Exercise task: Below is a set of records; restate each one word for word.

>> Start Task input

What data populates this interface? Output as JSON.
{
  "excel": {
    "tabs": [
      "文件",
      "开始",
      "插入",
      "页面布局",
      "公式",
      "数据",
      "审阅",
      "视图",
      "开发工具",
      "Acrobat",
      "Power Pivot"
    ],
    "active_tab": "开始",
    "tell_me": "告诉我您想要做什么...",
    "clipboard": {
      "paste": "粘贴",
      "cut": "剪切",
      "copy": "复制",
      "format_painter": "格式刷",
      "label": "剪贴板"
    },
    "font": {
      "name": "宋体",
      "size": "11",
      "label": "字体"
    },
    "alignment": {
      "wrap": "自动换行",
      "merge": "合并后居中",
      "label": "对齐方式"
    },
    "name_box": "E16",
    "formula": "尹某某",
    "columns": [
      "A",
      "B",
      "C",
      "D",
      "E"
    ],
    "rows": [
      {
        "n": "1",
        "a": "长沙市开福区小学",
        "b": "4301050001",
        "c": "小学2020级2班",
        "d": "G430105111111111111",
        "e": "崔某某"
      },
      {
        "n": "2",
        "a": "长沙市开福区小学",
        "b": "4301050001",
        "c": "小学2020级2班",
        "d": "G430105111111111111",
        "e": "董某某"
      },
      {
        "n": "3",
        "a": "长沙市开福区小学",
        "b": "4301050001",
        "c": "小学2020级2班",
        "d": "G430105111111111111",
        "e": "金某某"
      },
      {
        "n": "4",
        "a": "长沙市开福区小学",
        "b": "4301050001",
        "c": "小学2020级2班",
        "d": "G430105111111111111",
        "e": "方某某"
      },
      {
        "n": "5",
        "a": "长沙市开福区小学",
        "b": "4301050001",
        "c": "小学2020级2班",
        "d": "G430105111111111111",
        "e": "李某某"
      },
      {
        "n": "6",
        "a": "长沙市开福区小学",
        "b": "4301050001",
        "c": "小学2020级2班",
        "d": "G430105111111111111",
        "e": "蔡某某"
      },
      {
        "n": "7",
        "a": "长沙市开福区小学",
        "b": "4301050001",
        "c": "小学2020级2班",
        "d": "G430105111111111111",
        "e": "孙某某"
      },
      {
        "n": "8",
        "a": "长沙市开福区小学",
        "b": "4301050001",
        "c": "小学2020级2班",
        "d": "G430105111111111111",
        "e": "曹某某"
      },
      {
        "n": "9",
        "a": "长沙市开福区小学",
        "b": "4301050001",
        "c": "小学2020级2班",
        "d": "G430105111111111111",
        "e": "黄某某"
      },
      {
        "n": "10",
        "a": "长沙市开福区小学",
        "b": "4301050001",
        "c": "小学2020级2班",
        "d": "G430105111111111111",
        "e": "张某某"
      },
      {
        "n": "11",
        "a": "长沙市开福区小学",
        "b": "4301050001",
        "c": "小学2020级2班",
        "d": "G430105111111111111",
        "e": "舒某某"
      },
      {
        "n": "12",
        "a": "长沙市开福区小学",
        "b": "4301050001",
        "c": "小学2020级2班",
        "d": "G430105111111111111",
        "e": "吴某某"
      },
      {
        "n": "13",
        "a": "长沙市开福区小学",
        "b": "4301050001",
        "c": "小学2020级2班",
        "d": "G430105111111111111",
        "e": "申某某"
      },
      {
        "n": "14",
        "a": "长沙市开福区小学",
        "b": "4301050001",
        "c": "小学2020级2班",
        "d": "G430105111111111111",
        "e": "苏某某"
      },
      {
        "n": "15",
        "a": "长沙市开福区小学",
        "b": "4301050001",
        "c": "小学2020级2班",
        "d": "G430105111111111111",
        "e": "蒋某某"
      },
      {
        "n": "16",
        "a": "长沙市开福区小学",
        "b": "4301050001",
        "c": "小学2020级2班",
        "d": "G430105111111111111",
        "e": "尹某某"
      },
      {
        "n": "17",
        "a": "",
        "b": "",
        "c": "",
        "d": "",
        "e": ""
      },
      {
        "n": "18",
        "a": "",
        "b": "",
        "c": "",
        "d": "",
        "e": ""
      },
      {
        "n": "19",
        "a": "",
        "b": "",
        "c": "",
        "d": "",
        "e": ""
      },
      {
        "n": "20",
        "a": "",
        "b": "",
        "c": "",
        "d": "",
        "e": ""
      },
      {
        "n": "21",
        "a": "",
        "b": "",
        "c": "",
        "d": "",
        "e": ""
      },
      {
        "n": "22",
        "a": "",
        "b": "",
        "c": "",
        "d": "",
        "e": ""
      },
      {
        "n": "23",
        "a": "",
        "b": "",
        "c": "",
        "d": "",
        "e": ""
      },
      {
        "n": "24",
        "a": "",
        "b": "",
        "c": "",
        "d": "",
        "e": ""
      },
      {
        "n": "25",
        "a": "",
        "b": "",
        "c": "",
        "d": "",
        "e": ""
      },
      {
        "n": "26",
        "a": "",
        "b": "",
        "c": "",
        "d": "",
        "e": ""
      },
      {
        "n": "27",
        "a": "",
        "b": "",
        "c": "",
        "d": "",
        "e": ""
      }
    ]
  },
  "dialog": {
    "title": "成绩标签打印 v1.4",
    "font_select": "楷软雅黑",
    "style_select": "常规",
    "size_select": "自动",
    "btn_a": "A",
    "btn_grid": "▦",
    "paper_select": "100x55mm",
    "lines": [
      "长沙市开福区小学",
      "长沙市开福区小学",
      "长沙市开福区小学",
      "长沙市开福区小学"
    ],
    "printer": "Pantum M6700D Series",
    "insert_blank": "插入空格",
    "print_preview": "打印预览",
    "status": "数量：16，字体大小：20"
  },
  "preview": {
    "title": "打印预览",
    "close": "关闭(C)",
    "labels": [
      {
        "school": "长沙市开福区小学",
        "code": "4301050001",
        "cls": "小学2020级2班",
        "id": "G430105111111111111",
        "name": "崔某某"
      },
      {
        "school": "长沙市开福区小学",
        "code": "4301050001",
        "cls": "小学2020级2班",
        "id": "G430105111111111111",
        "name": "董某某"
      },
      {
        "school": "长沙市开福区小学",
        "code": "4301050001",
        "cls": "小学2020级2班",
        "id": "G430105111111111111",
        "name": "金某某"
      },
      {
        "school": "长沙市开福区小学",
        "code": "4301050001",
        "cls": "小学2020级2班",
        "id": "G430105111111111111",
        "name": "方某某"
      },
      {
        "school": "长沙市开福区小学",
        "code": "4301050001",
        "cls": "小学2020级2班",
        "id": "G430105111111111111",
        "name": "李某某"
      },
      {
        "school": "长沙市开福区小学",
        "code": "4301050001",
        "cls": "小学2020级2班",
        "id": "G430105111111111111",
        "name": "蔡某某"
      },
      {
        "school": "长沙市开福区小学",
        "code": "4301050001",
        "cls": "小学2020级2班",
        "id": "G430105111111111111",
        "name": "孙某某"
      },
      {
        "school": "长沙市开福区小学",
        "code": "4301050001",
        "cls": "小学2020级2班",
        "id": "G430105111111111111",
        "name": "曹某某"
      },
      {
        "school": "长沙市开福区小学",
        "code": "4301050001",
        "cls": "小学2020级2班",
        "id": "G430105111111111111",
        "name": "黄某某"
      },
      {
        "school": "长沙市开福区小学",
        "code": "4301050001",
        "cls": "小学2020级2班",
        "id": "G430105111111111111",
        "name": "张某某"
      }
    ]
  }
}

>> End Task input

Worked answer:
What data populates this interface? Output as JSON.
{
  "excel": {
    "tabs": [
      "文件",
      "开始",
      "插入",
      "页面布局",
      "公式",
      "数据",
      "审阅",
      "视图",
      "开发工具",
      "Acrobat",
      "Power Pivot"
    ],
    "active_tab": "开始",
    "tell_me": "告诉我您想要做什么...",
    "clipboard": {
      "paste": "粘贴",
      "cut": "剪切",
      "copy": "复制",
      "format_painter": "格式刷",
      "label": "剪贴板"
    },
    "font": {
      "name": "宋体",
      "size": "11",
      "label": "字体"
    },
    "alignment": {
      "wrap": "自动换行",
      "merge": "合并后居中",
      "label": "对齐方式"
    },
    "name_box": "E16",
    "formula": "尹某某",
    "columns": [
      "A",
      "B",
      "C",
      "D",
      "E"
    ],
    "rows": [
      {
        "n": "1",
        "a": "长沙市开福区小学",
        "b": "4301050001",
        "c": "小学2020级2班",
        "d": "G430105111111111111",
        "e": "崔某某"
      },
      {
        "n": "2",
        "a": "长沙市开福区小学",
        "b": "4301050001",
        "c": "小学2020级2班",
        "d": "G430105111111111111",
        "e": "董某某"
      },
      {
        "n": "3",
        "a": "长沙市开福区小学",
        "b": "4301050001",
        "c": "小学2020级2班",
        "d": "G430105111111111111",
        "e": "金某某"
      },
      {
        "n": "4",
        "a": "长沙市开福区小学",
        "b": "4301050001",
        "c": "小学2020级2班",
        "d": "G430105111111111111",
        "e": "方某某"
      },
      {
        "n": "5",
        "a": "长沙市开福区小学",
        "b": "4301050001",
        "c": "小学2020级2班",
        "d": "G430105111111111111",
        "e": "李某某"
      },
      {
        "n": "6",
        "a": "长沙市开福区小学",
        "b": "4301050001",
        "c": "小学2020级2班",
        "d": "G430105111111111111",
        "e": "蔡某某"
      },
      {
        "n": "7",
        "a": "长沙市开福区小学",
        "b": "4301050001",
        "c": "小学2020级2班",
        "d": "G430105111111111111",
        "e": "孙某某"
      },
      {
        "n": "8",
        "a": "长沙市开福区小学",
        "b": "4301050001",
        "c": "小学2020级2班",
        "d": "G430105111111111111",
        "e": "曹某某"
      },
      {
        "n": "9",
        "a": "长沙市开福区小学",
        "b": "4301050001",
        "c": "小学2020级2班",
        "d": "G430105111111111111",
        "e": "黄某某"
      },
      {
        "n": "10",
        "a": "长沙市开福区小学",
        "b": "4301050001",
        "c": "小学2020级2班",
        "d": "G430105111111111111",
        "e": "张某某"
      },
      {
        "n": "11",
        "a": "长沙市开福区小学",
        "b": "4301050001",
        "c": "小学2020级2班",
        "d": "G430105111111111111",
        "e": "舒某某"
      },
      {
        "n": "12",
        "a": "长沙市开福区小学",
        "b": "4301050001",
        "c": "小学2020级2班",
        "d": "G430105111111111111",
        "e": "吴某某"
      },
      {
        "n": "13",
        "a": "长沙市开福区小学",
        "b": "4301050001",
        "c": "小学2020级2班",
        "d": "G430105111111111111",
        "e": "申某某"
      },
      {
        "n": "14",
        "a": "长沙市开福区小学",
        "b": "4301050001",
        "c": "小学2020级2班",
        "d": "G430105111111111111",
        "e": "苏某某"
      },
      {
        "n": "15",
        "a": "长沙市开福区小学",
        "b": "4301050001",
        "c": "小学2020级2班",
        "d": "G430105111111111111",
        "e": "蒋某某"
      },
      {
        "n": "16",
        "a": "长沙市开福区小学",
        "b": "4301050001",
        "c": "小学2020级2班",
        "d": "G430105111111111111",
        "e": "尹某某"
      },
      {
        "n": "17",
        "a": "",
        "b": "",
        "c": "",
        "d": "",
        "e": ""
      },
      {
        "n": "18",
        "a": "",
        "b": "",
        "c": "",
        "d": "",
        "e": ""
      },
      {
        "n": "19",
        "a": "",
        "b": "",
        "c": "",
        "d": "",
        "e": ""
      },
      {
        "n": "20",
        "a": "",
        "b": "",
        "c": "",
        "d": "",
        "e": ""
      },
      {
        "n": "21",
        "a": "",
        "b": "",
        "c": "",
        "d": "",
        "e": ""
      },
      {
        "n": "22",
        "a": "",
        "b": "",
        "c": "",
        "d": "",
        "e": ""
      },
      {
        "n": "23",
        "a": "",
        "b": "",
        "c": "",
        "d": "",
        "e": ""
      },
      {
        "n": "24",
        "a": "",
        "b": "",
        "c": "",
        "d": "",
        "e": ""
      },
      {
        "n": "25",
        "a": "",
        "b": "",
        "c": "",
        "d": "",
        "e": ""
      },
      {
        "n": "26",
        "a": "",
        "b": "",
        "c": "",
        "d": "",
        "e": ""
      },
      {
        "n": "27",
        "a": "",
        "b": "",
        "c": "",
        "d": "",
        "e": ""
      }
    ]
  },
  "dialog": {
    "title": "成绩标签打印 v1.4",
    "font_select": "楷软雅黑",
    "style_select": "常规",
    "size_select": "自动",
    "btn_a": "A",
    "btn_grid": "▦",
    "paper_select": "100x55mm",
    "lines": [
      "长沙市开福区小学",
      "长沙市开福区小学",
      "长沙市开福区小学",
      "长沙市开福区小学"
    ],
    "printer": "Pantum M6700D Series",
    "insert_blank": "插入空格",
    "print_preview": "打印预览",
    "status": "数量：16，字体大小：20"
  },
  "preview": {
    "title": "打印预览",
    "close": "关闭(C)",
    "labels": [
      {
        "school": "长沙市开福区小学",
        "code": "4301050001",
        "cls": "小学2020级2班",
        "id": "G430105111111111111",
        "name": "崔某某"
      },
      {
        "school": "长沙市开福区小学",
        "code": "4301050001",
        "cls": "小学2020级2班",
        "id": "G430105111111111111",
        "name": "董某某"
      },
      {
        "school": "长沙市开福区小学",
        "code": "4301050001",
        "cls": "小学2020级2班",
        "id": "G430105111111111111",
        "name": "金某某"
      },
      {
        "school": "长沙市开福区小学",
        "code": "4301050001",
        "cls": "小学2020级2班",
        "id": "G430105111111111111",
        "name": "方某某"
      },
      {
        "school": "长沙市开福区小学",
        "code": "4301050001",
        "cls": "小学2020级2班",
        "id": "G430105111111111111",
        "name": "李某某"
      },
      {
        "school": "长沙市开福区小学",
        "code": "4301050001",
        "cls": "小学2020级2班",
        "id": "G430105111111111111",
        "name": "蔡某某"
      },
      {
        "school": "长沙市开福区小学",
        "code": "4301050001",
        "cls": "小学2020级2班",
        "id": "G430105111111111111",
        "name": "孙某某"
      },
      {
        "school": "长沙市开福区小学",
        "code": "4301050001",
        "cls": "小学2020级2班",
        "id": "G430105111111111111",
        "name": "曹某某"
      },
      {
        "school": "长沙市开福区小学",
        "code": "4301050001",
        "cls": "小学2020级2班",
        "id": "G430105111111111111",
        "name": "黄某某"
      },
      {
        "school": "长沙市开福区小学",
        "code": "4301050001",
        "cls": "小学2020级2班",
        "id": "G430105111111111111",
        "name": "张某某"
      }
    ]
  }
}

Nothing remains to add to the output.